## What the task requires
Report only the number of lines that hold the word "JstlView".

— Begin Data extract —

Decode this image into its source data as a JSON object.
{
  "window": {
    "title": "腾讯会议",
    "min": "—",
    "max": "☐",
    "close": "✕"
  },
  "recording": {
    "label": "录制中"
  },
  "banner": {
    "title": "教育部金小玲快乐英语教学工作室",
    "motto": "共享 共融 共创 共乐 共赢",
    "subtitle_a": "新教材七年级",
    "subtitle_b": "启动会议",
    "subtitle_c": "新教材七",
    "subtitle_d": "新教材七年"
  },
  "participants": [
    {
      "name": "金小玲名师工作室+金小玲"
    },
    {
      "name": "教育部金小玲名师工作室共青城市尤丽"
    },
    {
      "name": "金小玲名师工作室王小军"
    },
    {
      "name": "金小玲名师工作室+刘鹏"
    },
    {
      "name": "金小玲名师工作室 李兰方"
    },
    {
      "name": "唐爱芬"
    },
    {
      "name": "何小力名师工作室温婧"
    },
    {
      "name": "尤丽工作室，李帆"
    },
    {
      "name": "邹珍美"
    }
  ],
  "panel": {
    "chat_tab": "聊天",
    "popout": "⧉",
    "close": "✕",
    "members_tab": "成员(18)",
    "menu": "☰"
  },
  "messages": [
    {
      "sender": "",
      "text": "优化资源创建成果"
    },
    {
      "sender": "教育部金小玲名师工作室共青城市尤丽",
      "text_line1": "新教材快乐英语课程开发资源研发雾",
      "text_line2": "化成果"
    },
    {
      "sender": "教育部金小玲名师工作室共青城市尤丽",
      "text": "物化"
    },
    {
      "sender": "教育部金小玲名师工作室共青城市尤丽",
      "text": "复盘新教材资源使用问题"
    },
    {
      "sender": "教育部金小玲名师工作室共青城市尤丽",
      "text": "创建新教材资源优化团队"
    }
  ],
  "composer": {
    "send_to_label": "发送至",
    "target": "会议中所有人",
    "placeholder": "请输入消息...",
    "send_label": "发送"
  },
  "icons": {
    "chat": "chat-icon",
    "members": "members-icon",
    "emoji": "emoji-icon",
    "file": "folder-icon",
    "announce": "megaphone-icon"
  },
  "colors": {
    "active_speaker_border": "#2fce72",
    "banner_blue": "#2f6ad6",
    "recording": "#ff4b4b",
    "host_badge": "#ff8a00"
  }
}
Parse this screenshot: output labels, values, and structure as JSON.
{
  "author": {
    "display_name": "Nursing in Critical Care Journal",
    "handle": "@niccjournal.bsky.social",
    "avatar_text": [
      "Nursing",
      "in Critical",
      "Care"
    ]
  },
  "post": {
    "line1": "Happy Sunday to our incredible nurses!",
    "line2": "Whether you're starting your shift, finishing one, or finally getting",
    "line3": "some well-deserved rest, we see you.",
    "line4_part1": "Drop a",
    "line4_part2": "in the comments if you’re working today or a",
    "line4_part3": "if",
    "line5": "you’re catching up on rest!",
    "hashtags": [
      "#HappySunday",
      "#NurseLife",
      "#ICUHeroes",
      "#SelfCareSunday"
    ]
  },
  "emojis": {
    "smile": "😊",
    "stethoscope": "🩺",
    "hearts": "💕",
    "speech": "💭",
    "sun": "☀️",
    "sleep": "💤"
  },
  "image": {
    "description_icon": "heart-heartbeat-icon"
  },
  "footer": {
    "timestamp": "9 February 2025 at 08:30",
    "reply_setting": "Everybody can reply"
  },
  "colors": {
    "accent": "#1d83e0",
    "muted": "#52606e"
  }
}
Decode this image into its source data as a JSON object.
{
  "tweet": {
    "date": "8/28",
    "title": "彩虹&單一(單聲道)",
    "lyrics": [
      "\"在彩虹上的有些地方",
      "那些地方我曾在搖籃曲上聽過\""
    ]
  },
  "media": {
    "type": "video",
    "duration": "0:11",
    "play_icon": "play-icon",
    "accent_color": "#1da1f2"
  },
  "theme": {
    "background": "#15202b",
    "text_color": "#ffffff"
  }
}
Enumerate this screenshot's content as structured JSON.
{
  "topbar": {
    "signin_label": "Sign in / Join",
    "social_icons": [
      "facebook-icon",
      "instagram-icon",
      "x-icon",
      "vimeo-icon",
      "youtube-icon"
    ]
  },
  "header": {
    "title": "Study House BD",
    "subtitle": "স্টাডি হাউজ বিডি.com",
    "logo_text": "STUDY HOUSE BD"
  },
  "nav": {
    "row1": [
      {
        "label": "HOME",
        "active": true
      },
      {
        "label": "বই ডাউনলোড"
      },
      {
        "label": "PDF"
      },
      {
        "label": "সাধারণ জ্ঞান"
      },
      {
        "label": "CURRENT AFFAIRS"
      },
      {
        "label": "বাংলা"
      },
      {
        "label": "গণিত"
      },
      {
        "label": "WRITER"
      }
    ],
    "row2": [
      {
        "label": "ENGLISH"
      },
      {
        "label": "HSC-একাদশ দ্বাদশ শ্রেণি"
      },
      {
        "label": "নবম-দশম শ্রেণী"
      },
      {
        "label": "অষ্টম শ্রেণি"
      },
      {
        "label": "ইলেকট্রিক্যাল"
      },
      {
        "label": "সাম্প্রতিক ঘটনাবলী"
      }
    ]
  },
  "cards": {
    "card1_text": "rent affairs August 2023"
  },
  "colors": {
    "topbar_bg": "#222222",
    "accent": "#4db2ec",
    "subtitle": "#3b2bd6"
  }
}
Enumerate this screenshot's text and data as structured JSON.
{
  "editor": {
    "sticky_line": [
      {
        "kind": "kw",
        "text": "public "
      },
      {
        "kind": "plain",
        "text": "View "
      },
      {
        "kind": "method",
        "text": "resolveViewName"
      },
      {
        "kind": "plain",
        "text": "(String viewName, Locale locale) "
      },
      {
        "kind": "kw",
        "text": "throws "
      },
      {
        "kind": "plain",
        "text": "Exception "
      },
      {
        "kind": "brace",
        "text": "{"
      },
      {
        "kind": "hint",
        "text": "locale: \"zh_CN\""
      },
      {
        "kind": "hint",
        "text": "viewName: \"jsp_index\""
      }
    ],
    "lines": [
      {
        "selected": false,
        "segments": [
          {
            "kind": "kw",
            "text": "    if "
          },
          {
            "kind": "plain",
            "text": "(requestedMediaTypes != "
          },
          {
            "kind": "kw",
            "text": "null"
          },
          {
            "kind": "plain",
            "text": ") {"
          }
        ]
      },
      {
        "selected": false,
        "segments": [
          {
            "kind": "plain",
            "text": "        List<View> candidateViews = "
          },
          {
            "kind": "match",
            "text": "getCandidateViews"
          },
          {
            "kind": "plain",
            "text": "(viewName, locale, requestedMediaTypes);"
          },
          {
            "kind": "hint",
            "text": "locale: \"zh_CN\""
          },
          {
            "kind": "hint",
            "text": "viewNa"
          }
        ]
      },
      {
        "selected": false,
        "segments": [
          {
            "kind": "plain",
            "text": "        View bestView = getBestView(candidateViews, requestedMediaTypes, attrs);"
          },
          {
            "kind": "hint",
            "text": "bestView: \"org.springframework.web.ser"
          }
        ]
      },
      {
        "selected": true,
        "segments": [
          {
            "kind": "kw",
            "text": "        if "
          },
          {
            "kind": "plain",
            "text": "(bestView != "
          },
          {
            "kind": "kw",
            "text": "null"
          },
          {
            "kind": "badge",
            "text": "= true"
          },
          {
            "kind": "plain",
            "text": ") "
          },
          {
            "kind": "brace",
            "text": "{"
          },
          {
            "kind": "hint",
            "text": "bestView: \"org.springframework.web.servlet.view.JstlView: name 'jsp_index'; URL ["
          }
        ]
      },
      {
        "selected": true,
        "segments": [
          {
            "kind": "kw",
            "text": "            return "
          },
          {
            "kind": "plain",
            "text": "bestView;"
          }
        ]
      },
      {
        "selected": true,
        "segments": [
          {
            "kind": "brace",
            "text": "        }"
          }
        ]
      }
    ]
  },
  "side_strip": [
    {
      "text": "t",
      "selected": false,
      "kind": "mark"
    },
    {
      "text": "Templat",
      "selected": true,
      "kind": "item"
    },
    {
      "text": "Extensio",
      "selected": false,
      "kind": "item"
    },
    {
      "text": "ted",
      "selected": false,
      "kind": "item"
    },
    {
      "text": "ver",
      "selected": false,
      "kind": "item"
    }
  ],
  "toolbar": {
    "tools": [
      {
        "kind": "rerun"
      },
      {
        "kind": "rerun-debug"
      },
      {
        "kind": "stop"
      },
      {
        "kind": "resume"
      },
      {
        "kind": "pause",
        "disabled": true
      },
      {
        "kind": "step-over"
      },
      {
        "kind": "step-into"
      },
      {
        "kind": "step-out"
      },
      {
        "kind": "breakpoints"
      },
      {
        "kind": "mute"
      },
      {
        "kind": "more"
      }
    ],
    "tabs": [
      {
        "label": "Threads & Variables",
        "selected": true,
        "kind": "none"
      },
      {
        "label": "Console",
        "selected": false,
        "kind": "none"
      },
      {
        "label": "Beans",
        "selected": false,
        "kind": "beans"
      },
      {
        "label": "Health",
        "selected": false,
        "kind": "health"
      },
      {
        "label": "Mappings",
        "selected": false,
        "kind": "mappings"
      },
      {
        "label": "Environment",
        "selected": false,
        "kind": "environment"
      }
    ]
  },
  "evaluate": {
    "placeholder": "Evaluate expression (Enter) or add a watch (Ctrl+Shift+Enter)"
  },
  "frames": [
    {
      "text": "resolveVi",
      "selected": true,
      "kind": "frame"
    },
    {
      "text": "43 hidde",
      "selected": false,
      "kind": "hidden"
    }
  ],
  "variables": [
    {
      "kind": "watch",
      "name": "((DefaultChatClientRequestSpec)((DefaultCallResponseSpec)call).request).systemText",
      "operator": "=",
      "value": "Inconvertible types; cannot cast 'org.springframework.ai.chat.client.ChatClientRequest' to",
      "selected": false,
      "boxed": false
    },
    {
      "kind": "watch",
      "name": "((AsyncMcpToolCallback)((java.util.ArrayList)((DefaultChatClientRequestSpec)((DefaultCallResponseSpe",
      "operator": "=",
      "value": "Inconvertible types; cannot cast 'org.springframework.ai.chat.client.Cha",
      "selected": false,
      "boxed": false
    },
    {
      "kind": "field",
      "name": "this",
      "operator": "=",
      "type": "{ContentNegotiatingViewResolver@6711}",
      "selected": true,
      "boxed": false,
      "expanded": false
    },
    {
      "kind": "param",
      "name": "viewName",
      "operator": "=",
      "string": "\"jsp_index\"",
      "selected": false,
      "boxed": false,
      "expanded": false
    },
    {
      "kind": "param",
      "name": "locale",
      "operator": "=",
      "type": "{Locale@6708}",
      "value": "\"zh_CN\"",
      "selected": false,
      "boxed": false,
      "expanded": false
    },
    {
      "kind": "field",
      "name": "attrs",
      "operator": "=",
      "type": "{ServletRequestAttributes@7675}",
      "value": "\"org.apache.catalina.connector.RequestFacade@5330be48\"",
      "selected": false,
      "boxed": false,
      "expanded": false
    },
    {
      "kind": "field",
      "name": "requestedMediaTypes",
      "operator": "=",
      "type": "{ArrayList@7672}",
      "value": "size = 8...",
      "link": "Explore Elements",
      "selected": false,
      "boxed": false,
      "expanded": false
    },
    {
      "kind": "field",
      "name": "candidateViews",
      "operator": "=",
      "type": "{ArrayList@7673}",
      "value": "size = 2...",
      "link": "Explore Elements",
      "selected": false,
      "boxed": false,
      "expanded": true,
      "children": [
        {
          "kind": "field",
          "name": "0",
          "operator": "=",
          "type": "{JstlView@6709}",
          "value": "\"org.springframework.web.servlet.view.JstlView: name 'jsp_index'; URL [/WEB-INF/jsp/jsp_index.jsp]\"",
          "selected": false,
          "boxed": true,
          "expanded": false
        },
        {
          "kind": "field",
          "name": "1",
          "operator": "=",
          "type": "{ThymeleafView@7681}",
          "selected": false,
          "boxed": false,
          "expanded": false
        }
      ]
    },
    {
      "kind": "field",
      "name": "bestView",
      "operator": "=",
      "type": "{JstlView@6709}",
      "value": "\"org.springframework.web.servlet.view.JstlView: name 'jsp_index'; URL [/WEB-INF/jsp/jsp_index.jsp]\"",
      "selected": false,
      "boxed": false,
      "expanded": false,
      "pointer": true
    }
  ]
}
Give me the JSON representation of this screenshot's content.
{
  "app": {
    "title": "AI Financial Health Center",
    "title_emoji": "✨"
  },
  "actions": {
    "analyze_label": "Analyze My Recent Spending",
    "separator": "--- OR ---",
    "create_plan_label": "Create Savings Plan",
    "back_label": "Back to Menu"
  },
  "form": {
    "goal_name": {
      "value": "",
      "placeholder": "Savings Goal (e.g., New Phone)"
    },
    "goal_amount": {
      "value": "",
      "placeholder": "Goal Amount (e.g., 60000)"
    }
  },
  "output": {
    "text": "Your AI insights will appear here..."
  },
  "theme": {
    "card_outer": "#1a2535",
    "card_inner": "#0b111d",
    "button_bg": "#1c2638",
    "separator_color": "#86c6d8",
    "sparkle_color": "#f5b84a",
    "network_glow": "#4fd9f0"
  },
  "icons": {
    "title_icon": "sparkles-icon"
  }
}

— End Data extract —

## Exercise solution
5